__AIM__. Print the whole listing exactly.
▼
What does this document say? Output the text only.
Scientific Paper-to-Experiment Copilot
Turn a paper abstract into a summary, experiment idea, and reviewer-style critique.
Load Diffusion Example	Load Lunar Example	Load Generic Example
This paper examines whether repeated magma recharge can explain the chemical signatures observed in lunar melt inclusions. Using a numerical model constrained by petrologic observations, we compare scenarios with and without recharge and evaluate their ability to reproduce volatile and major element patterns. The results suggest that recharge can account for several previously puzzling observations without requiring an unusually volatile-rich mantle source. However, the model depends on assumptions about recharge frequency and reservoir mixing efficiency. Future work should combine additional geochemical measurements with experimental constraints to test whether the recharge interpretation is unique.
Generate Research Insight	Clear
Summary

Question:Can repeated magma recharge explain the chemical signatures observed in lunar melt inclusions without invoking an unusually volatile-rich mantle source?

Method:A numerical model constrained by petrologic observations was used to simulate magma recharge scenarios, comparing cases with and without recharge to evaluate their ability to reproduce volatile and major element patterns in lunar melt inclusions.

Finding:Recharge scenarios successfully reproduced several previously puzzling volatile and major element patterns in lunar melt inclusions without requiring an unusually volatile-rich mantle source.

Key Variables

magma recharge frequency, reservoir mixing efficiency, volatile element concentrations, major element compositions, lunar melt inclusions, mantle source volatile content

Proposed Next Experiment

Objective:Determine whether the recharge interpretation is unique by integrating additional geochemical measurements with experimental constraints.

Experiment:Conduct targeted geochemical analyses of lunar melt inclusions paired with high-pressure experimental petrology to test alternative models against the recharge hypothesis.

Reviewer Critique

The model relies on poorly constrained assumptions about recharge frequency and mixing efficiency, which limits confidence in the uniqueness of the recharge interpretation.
▲
__PROBLEM SOLUTION__.
What does this document say? Output the text only.
Scientific Paper-to-Experiment Copilot
Turn a paper abstract into a summary, experiment idea, and reviewer-style critique.
Load Diffusion Example	Load Lunar Example	Load Generic Example
This paper examines whether repeated magma recharge can explain the chemical signatures observed in lunar melt inclusions. Using a numerical model constrained by petrologic observations, we compare scenarios with and without recharge and evaluate their ability to reproduce volatile and major element patterns. The results suggest that recharge can account for several previously puzzling observations without requiring an unusually volatile-rich mantle source. However, the model depends on assumptions about recharge frequency and reservoir mixing efficiency. Future work should combine additional geochemical measurements with experimental constraints to test whether the recharge interpretation is unique.
Generate Research Insight	Clear
Summary

Question:Can repeated magma recharge explain the chemical signatures observed in lunar melt inclusions without invoking an unusually volatile-rich mantle source?

Method:A numerical model constrained by petrologic observations was used to simulate magma recharge scenarios, comparing cases with and without recharge to evaluate their ability to reproduce volatile and major element patterns in lunar melt inclusions.

Finding:Recharge scenarios successfully reproduced several previously puzzling volatile and major element patterns in lunar melt inclusions without requiring an unusually volatile-rich mantle source.

Key Variables

magma recharge frequency, reservoir mixing efficiency, volatile element concentrations, major element compositions, lunar melt inclusions, mantle source volatile content

Proposed Next Experiment

Objective:Determine whether the recharge interpretation is unique by integrating additional geochemical measurements with experimental constraints.

Experiment:Conduct targeted geochemical analyses of lunar melt inclusions paired with high-pressure experimental petrology to test alternative models against the recharge hypothesis.

Reviewer Critique

The model relies on poorly constrained assumptions about recharge frequency and mixing efficiency, which limits confidence in the uniqueness of the recharge interpretation.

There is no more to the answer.